• _AIM OF THE EXERCISE_
Please restate the following records word for word.

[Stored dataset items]
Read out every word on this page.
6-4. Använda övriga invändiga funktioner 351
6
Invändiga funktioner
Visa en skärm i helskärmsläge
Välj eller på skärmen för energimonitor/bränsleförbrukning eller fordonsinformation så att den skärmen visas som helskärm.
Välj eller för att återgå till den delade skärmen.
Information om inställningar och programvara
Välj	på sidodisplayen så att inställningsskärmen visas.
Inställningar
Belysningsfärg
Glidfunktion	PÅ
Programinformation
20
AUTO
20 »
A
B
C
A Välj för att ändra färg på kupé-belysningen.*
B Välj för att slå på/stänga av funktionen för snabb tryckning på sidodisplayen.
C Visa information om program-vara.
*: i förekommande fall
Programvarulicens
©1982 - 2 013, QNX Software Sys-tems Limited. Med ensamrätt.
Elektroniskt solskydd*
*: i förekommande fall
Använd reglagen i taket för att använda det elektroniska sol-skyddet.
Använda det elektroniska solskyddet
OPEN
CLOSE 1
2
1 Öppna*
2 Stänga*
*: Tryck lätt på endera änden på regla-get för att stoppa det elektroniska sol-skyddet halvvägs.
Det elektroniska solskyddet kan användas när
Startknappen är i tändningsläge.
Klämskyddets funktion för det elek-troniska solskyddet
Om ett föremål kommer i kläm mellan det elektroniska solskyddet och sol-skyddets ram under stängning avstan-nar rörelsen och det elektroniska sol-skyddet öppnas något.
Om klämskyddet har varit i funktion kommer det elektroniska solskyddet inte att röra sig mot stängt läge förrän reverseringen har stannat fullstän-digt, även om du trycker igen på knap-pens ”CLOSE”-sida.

• _TASK SOLUTION_
Read out every word on this page.
6-4. Använda övriga invändiga funktioner 351
6
Invändiga funktioner
Visa en skärm i helskärmsläge
Välj eller på skärmen för energimonitor/bränsleförbrukning eller fordonsinformation så att den skärmen visas som helskärm.
Välj eller för att återgå till den delade skärmen.
Information om inställningar och programvara
Välj	på sidodisplayen så att inställningsskärmen visas.
Inställningar
Belysningsfärg
Glidfunktion	PÅ
Programinformation
20
AUTO
20 »
A
B
C
A Välj för att ändra färg på kupé-belysningen.*
B Välj för att slå på/stänga av funktionen för snabb tryckning på sidodisplayen.
C Visa information om program-vara.
*: i förekommande fall
Programvarulicens
©1982 - 2 013, QNX Software Sys-tems Limited. Med ensamrätt.
Elektroniskt solskydd*
*: i förekommande fall
Använd reglagen i taket för att använda det elektroniska sol-skyddet.
Använda det elektroniska solskyddet
OPEN
CLOSE 1
2
1 Öppna*
2 Stänga*
*: Tryck lätt på endera änden på regla-get för att stoppa det elektroniska sol-skyddet halvvägs.
Det elektroniska solskyddet kan användas när
Startknappen är i tändningsläge.
Klämskyddets funktion för det elek-troniska solskyddet
Om ett föremål kommer i kläm mellan det elektroniska solskyddet och sol-skyddets ram under stängning avstan-nar rörelsen och det elektroniska sol-skyddet öppnas något.
Om klämskyddet har varit i funktion kommer det elektroniska solskyddet inte att röra sig mot stängt läge förrän reverseringen har stannat fullstän-digt, även om du trycker igen på knap-pens ”CLOSE”-sida.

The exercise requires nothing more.